> **WHAT IS REQUIRED**
Copy out all the entries word for word.

> **MATERIAL FOR THIS TASK**

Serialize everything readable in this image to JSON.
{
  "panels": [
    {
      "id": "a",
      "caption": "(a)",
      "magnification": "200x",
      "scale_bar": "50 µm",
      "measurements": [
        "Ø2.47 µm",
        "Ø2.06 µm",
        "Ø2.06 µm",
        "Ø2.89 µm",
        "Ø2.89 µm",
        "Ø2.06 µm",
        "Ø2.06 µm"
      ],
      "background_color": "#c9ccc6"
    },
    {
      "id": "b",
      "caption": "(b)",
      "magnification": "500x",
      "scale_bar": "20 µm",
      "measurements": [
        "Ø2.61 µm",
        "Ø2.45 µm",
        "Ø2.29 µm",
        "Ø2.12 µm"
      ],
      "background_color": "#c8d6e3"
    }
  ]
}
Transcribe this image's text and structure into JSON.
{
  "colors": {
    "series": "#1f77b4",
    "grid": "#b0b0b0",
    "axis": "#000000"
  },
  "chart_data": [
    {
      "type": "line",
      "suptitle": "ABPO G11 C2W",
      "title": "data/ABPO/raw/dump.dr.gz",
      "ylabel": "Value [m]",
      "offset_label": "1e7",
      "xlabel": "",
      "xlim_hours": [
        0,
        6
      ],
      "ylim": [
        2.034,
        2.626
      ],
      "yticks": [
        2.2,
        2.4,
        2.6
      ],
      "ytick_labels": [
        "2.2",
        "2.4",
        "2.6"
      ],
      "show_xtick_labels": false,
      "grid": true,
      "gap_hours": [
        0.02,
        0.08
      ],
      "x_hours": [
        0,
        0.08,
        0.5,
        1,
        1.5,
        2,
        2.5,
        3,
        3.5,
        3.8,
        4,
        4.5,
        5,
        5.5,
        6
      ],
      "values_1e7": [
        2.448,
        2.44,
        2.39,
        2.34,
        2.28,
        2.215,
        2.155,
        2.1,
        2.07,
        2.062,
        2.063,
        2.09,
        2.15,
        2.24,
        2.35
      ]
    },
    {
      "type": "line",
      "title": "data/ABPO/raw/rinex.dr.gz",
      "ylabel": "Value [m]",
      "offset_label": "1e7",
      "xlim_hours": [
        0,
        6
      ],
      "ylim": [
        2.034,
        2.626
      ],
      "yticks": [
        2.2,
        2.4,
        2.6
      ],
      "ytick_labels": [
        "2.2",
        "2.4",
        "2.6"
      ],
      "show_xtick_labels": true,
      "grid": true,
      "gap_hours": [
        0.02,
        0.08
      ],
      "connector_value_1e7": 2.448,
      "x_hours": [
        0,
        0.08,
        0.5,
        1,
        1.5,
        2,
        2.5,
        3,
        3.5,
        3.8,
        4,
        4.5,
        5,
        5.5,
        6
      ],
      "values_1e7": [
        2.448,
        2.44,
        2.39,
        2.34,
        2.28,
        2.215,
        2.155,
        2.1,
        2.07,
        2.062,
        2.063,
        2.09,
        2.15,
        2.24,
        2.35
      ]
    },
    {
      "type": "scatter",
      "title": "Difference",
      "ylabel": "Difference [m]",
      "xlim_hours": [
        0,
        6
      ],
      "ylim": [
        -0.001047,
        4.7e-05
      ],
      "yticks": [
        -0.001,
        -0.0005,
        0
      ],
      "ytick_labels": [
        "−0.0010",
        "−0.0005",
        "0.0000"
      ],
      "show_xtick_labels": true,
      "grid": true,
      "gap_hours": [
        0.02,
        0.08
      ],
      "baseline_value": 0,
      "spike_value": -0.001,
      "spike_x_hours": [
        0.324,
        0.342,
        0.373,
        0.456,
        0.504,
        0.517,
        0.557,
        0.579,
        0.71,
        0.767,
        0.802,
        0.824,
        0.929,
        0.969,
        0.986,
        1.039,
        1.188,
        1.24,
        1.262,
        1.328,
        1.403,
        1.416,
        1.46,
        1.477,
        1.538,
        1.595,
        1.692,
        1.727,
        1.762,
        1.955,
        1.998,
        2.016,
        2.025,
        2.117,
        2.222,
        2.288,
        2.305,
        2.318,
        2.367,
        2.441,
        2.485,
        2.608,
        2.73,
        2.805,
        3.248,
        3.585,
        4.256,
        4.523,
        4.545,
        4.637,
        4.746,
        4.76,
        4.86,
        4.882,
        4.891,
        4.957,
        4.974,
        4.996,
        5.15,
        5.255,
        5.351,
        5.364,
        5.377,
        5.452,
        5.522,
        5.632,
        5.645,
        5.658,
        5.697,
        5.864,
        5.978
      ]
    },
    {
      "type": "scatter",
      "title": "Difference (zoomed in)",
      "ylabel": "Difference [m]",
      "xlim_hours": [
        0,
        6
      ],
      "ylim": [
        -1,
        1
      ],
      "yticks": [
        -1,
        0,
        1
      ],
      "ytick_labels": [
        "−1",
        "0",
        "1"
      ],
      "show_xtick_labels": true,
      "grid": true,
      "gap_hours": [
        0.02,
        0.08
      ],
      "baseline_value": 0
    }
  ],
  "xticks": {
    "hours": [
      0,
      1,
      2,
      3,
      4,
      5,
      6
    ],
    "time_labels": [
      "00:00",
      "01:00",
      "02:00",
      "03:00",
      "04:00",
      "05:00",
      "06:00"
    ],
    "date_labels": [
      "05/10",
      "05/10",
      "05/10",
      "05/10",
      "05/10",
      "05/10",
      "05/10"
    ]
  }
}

> **TASK RESULT**
Serialize everything readable in this image to JSON.
{
  "panels": [
    {
      "id": "a",
      "caption": "(a)",
      "magnification": "200x",
      "scale_bar": "50 µm",
      "measurements": [
        "Ø2.47 µm",
        "Ø2.06 µm",
        "Ø2.06 µm",
        "Ø2.89 µm",
        "Ø2.89 µm",
        "Ø2.06 µm",
        "Ø2.06 µm"
      ],
      "background_color": "#c9ccc6"
    },
    {
      "id": "b",
      "caption": "(b)",
      "magnification": "500x",
      "scale_bar": "20 µm",
      "measurements": [
        "Ø2.61 µm",
        "Ø2.45 µm",
        "Ø2.29 µm",
        "Ø2.12 µm"
      ],
      "background_color": "#c8d6e3"
    }
  ]
}
Transcribe this image's text and structure into JSON.
{
  "colors": {
    "series": "#1f77b4",
    "grid": "#b0b0b0",
    "axis": "#000000"
  },
  "chart_data": [
    {
      "type": "line",
      "suptitle": "ABPO G11 C2W",
      "title": "data/ABPO/raw/dump.dr.gz",
      "ylabel": "Value [m]",
      "offset_label": "1e7",
      "xlabel": "",
      "xlim_hours": [
        0,
        6
      ],
      "ylim": [
        2.034,
        2.626
      ],
      "yticks": [
        2.2,
        2.4,
        2.6
      ],
      "ytick_labels": [
        "2.2",
        "2.4",
        "2.6"
      ],
      "show_xtick_labels": false,
      "grid": true,
      "gap_hours": [
        0.02,
        0.08
      ],
      "x_hours": [
        0,
        0.08,
        0.5,
        1,
        1.5,
        2,
        2.5,
        3,
        3.5,
        3.8,
        4,
        4.5,
        5,
        5.5,
        6
      ],
      "values_1e7": [
        2.448,
        2.44,
        2.39,
        2.34,
        2.28,
        2.215,
        2.155,
        2.1,
        2.07,
        2.062,
        2.063,
        2.09,
        2.15,
        2.24,
        2.35
      ]
    },
    {
      "type": "line",
      "title": "data/ABPO/raw/rinex.dr.gz",
      "ylabel": "Value [m]",
      "offset_label": "1e7",
      "xlim_hours": [
        0,
        6
      ],
      "ylim": [
        2.034,
        2.626
      ],
      "yticks": [
        2.2,
        2.4,
        2.6
      ],
      "ytick_labels": [
        "2.2",
        "2.4",
        "2.6"
      ],
      "show_xtick_labels": true,
      "grid": true,
      "gap_hours": [
        0.02,
        0.08
      ],
      "connector_value_1e7": 2.448,
      "x_hours": [
        0,
        0.08,
        0.5,
        1,
        1.5,
        2,
        2.5,
        3,
        3.5,
        3.8,
        4,
        4.5,
        5,
        5.5,
        6
      ],
      "values_1e7": [
        2.448,
        2.44,
        2.39,
        2.34,
        2.28,
        2.215,
        2.155,
        2.1,
        2.07,
        2.062,
        2.063,
        2.09,
        2.15,
        2.24,
        2.35
      ]
    },
    {
      "type": "scatter",
      "title": "Difference",
      "ylabel": "Difference [m]",
      "xlim_hours": [
        0,
        6
      ],
      "ylim": [
        -0.001047,
        4.7e-05
      ],
      "yticks": [
        -0.001,
        -0.0005,
        0
      ],
      "ytick_labels": [
        "−0.0010",
        "−0.0005",
        "0.0000"
      ],
      "show_xtick_labels": true,
      "grid": true,
      "gap_hours": [
        0.02,
        0.08
      ],
      "baseline_value": 0,
      "spike_value": -0.001,
      "spike_x_hours": [
        0.324,
        0.342,
        0.373,
        0.456,
        0.504,
        0.517,
        0.557,
        0.579,
        0.71,
        0.767,
        0.802,
        0.824,
        0.929,
        0.969,
        0.986,
        1.039,
        1.188,
        1.24,
        1.262,
        1.328,
        1.403,
        1.416,
        1.46,
        1.477,
        1.538,
        1.595,
        1.692,
        1.727,
        1.762,
        1.955,
        1.998,
        2.016,
        2.025,
        2.117,
        2.222,
        2.288,
        2.305,
        2.318,
        2.367,
        2.441,
        2.485,
        2.608,
        2.73,
        2.805,
        3.248,
        3.585,
        4.256,
        4.523,
        4.545,
        4.637,
        4.746,
        4.76,
        4.86,
        4.882,
        4.891,
        4.957,
        4.974,
        4.996,
        5.15,
        5.255,
        5.351,
        5.364,
        5.377,
        5.452,
        5.522,
        5.632,
        5.645,
        5.658,
        5.697,
        5.864,
        5.978
      ]
    },
    {
      "type": "scatter",
      "title": "Difference (zoomed in)",
      "ylabel": "Difference [m]",
      "xlim_hours": [
        0,
        6
      ],
      "ylim": [
        -1,
        1
      ],
      "yticks": [
        -1,
        0,
        1
      ],
      "ytick_labels": [
        "−1",
        "0",
        "1"
      ],
      "show_xtick_labels": true,
      "grid": true,
      "gap_hours": [
        0.02,
        0.08
      ],
      "baseline_value": 0
    }
  ],
  "xticks": {
    "hours": [
      0,
      1,
      2,
      3,
      4,
      5,
      6
    ],
    "time_labels": [
      "00:00",
      "01:00",
      "02:00",
      "03:00",
      "04:00",
      "05:00",
      "06:00"
    ],
    "date_labels": [
      "05/10",
      "05/10",
      "05/10",
      "05/10",
      "05/10",
      "05/10",
      "05/10"
    ]
  }
}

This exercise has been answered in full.